### REQUIRED WORK:
Your answer should be a single number: the count of lines holding the word "округов".

### STORED RECORDS:
■ ■ ■ ■ ■ ■ ■

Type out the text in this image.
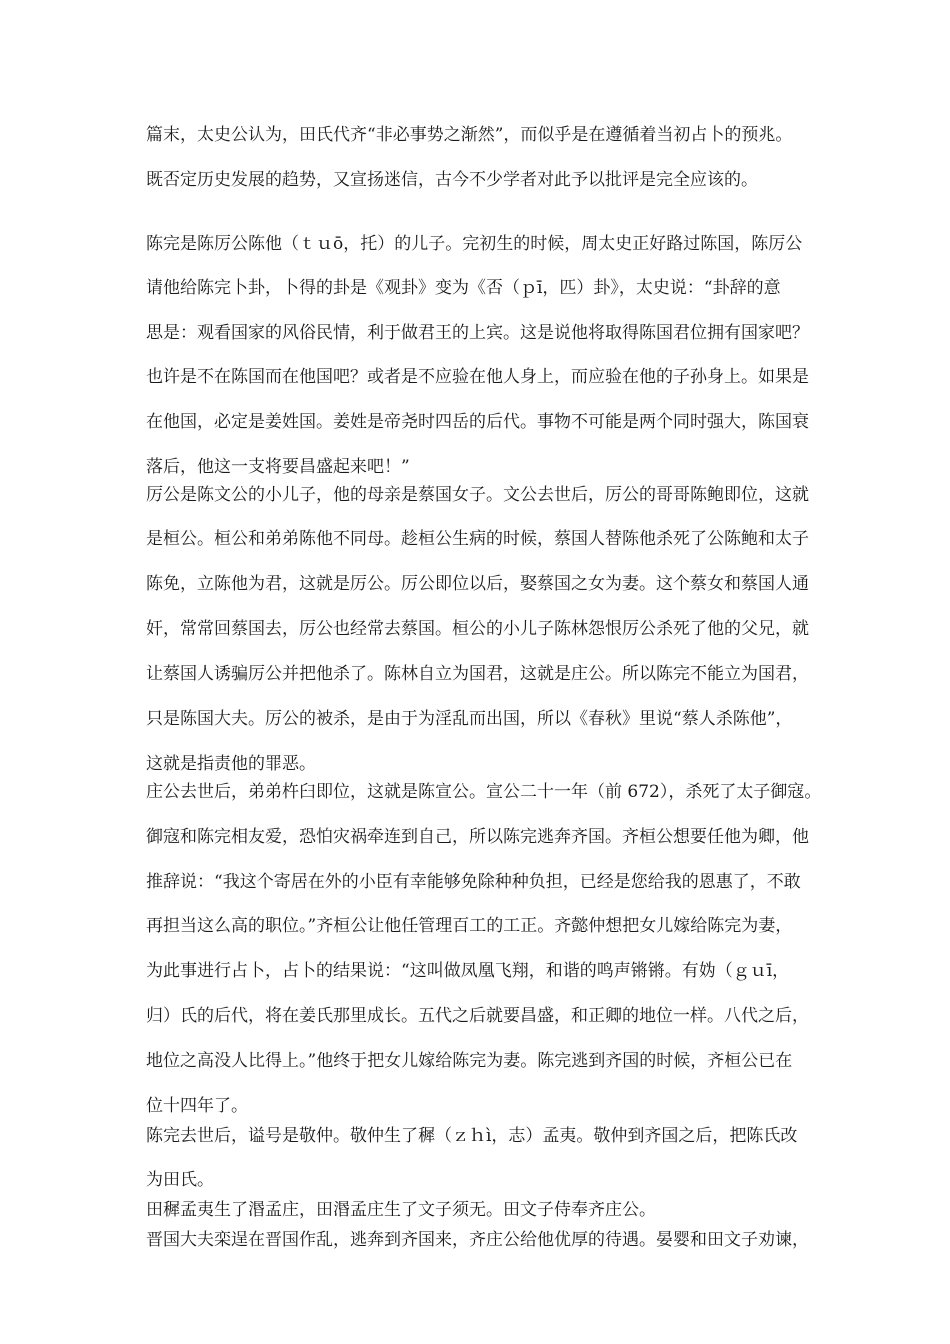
篇末，太史公认为，田氏代齐“非必事势之渐然”，而似乎是在遵循着当初占卜的预兆。
既否定历史发展的趋势，又宣扬迷信，古今不少学者对此予以批评是完全应该的。
陈完是陈厉公陈他（ｔｕō，托）的儿子。完初生的时候，周太史正好路过陈国，陈厉公
请他给陈完卜卦，卜得的卦是《观卦》变为《否（ｐī，匹）卦》，太史说：“卦辞的意
思是：观看国家的风俗民情，利于做君王的上宾。这是说他将取得陈国君位拥有国家吧？
也许是不在陈国而在他国吧？或者是不应验在他人身上，而应验在他的子孙身上。如果是
在他国，必定是姜姓国。姜姓是帝尧时四岳的后代。事物不可能是两个同时强大，陈国衰
落后，他这一支将要昌盛起来吧！”
厉公是陈文公的小儿子，他的母亲是蔡国女子。文公去世后，厉公的哥哥陈鲍即位，这就
是桓公。桓公和弟弟陈他不同母。趁桓公生病的时候，蔡国人替陈他杀死了公陈鲍和太子
陈免，立陈他为君，这就是厉公。厉公即位以后，娶蔡国之女为妻。这个蔡女和蔡国人通
奸，常常回蔡国去，厉公也经常去蔡国。桓公的小儿子陈林怨恨厉公杀死了他的父兄，就
让蔡国人诱骗厉公并把他杀了。陈林自立为国君，这就是庄公。所以陈完不能立为国君，
只是陈国大夫。厉公的被杀，是由于为淫乱而出国，所以《春秋》里说“蔡人杀陈他”，
这就是指责他的罪恶。
庄公去世后，弟弟杵臼即位，这就是陈宣公。宣公二十一年（前 672），杀死了太子御寇。
御寇和陈完相友爱，恐怕灾祸牵连到自己，所以陈完逃奔齐国。齐桓公想要任他为卿，他
推辞说：“我这个寄居在外的小臣有幸能够免除种种负担，已经是您给我的恩惠了，不敢
再担当这么高的职位。”齐桓公让他任管理百工的工正。齐懿仲想把女儿嫁给陈完为妻，
为此事进行占卜，占卜的结果说：“这叫做凤凰飞翔，和谐的鸣声锵锵。有妫（ｇｕī，
归）氏的后代，将在姜氏那里成长。五代之后就要昌盛，和正卿的地位一样。八代之后，
地位之高没人比得上。”他终于把女儿嫁给陈完为妻。陈完逃到齐国的时候，齐桓公已在
位十四年了。
陈完去世后，谥号是敬仲。敬仲生了穉（ｚｈì，志）孟夷。敬仲到齐国之后，把陈氏改
为田氏。
田穉孟夷生了湣孟庄，田湣孟庄生了文子须无。田文子侍奉齐庄公。
晋国大夫栾逞在晋国作乱，逃奔到齐国来，齐庄公给他优厚的待遇。晏婴和田文子劝谏，
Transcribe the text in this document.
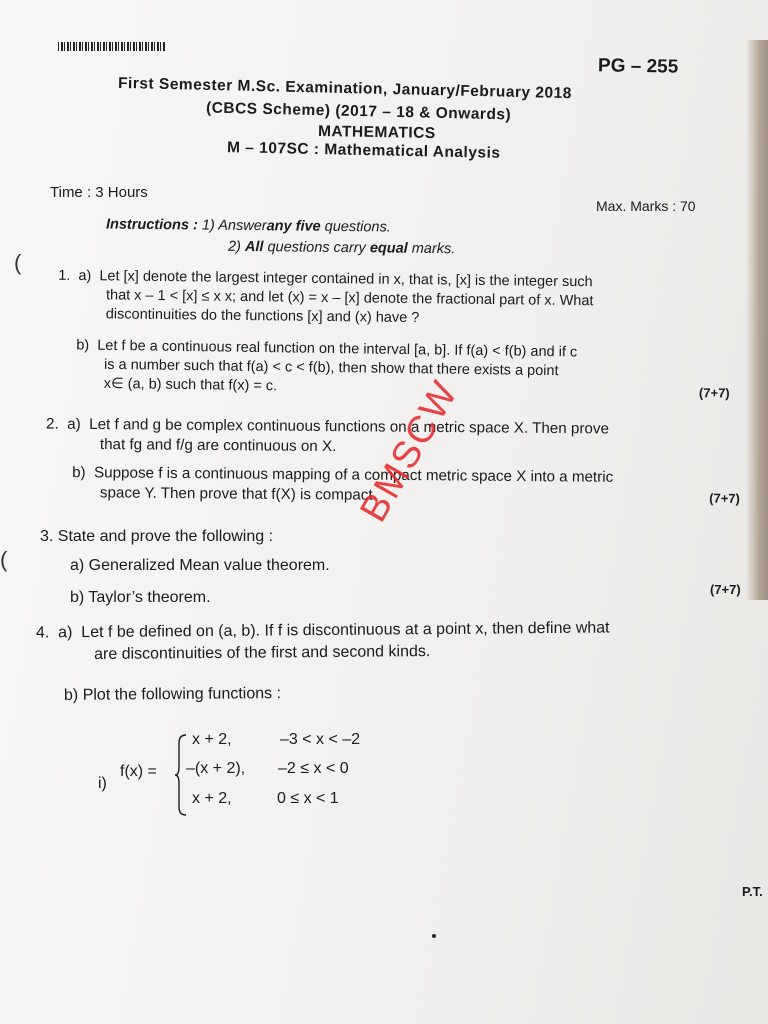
PG – 255
First Semester M.Sc. Examination, January/February 2018
(CBCS Scheme) (2017 – 18 & Onwards)
MATHEMATICS
M – 107SC : Mathematical Analysis
Time : 3 Hours
Max. Marks : 70
Instructions : 1) Answerany five questions.
2) All questions carry equal marks.
(
(
1. a) Let [x] denote the largest integer contained in x, that is, [x] is the integer such
that x – 1 < [x] ≤ x x; and let (x) = x – [x] denote the fractional part of x. What
discontinuities do the functions [x] and (x) have ?
b) Let f be a continuous real function on the interval [a, b]. If f(a) < f(b) and if c
is a number such that f(a) < c < f(b), then show that there exists a point
x∈ (a, b) such that f(x) = c.	(7+7)
2. a) Let f and g be complex continuous functions on a metric space X. Then prove
that fg and f/g are continuous on X.
b) Suppose f is a continuous mapping of a compact metric space X into a metric
space Y. Then prove that f(X) is compact.	(7+7)
3. State and prove the following :
a) Generalized Mean value theorem.
b) Taylor’s theorem.	(7+7)
4. a) Let f be defined on (a, b). If f is discontinuous at a point x, then define what
are discontinuities of the first and second kinds.
b) Plot the following functions :
i)
f(x) =
x + 2,	–3 < x < –2
–(x + 2), –2 ≤ x < 0
x + 2,	0 ≤ x < 1
P.T.
BMSCW
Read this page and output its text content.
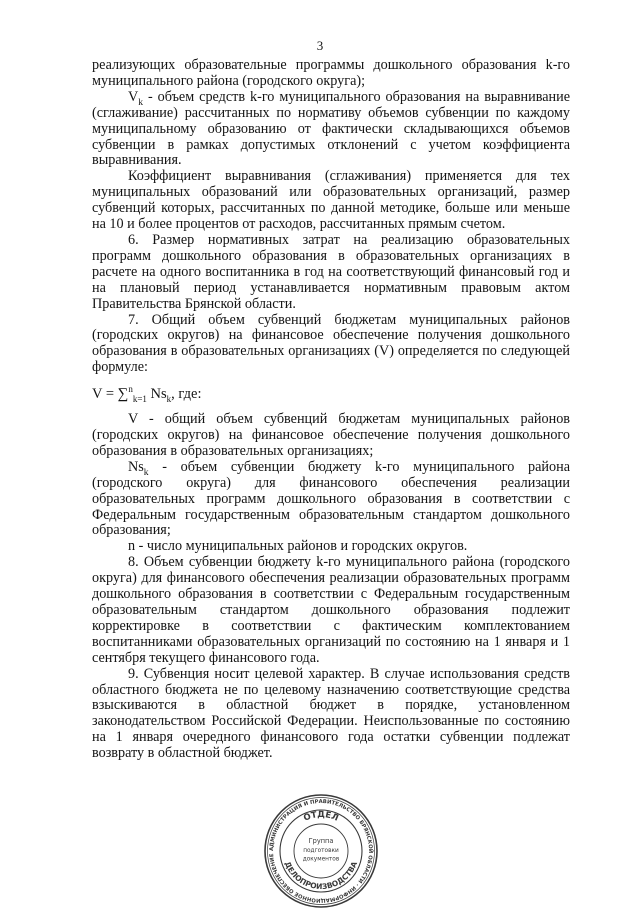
3

реализующих образовательные программы дошкольного образования k-го муниципального района (городского округа);

$V_k$ - объем средств k-го муниципального образования на выравнивание (сглаживание) рассчитанных по нормативу объемов субвенции по каждому муниципальному образованию от фактически складывающихся объемов субвенции в рамках допустимых отклонений с учетом коэффициента выравнивания.

Коэффициент выравнивания (сглаживания) применяется для тех муниципальных образований или образовательных организаций, размер субвенций которых, рассчитанных по данной методике, больше или меньше на 10 и более процентов от расходов, рассчитанных прямым счетом.

6. Размер нормативных затрат на реализацию образовательных программ дошкольного образования в образовательных организациях в расчете на одного воспитанника в год на соответствующий финансовый год и на плановый период устанавливается нормативным правовым актом Правительства Брянской области.

7. Общий объем субвенций бюджетам муниципальных районов (городских округов) на финансовое обеспечение получения дошкольного образования в образовательных организациях (V) определяется по следующей формуле:

V = ∑$^n_{k=1}$ $Ns_k$, где:

V - общий объем субвенций бюджетам муниципальных районов (городских округов) на финансовое обеспечение получения дошкольного образования в образовательных организациях;

$Ns_k$ - объем субвенции бюджету k-го муниципального района (городского округа) для финансового обеспечения реализации образовательных программ дошкольного образования в соответствии с Федеральным государственным образовательным стандартом дошкольного образования;

n - число муниципальных районов и городских округов.

8. Объем субвенции бюджету k-го муниципального района (городского округа) для финансового обеспечения реализации образовательных программ дошкольного образования в соответствии с Федеральным государственным образовательным стандартом дошкольного образования подлежит корректировке в соответствии с фактическим комплектованием воспитанниками образовательных организаций по состоянию на 1 января и 1 сентября текущего финансового года.

9. Субвенция носит целевой характер. В случае использования средств областного бюджета не по целевому назначению соответствующие средства взыскиваются в областной бюджет в порядке, установленном законодательством Российской Федерации. Неиспользованные по состоянию на 1 января очередного финансового года остатки субвенции подлежат возврату в областной бюджет.

АДМИНИСТРАЦИЯ И ПРАВИТЕЛЬСТВО БРЯНСКОЙ ОБЛАСТИ · ИНФОРМАЦИОННОЕ ОБЕСПЕЧЕНИЕ
ОТДЕЛ
ДЕЛОПРОИЗВОДСТВА
Группа
подготовки
документов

■ ■ ■ ■ ■ ■ ■

### ANSWER TO THE PROBLEM:
3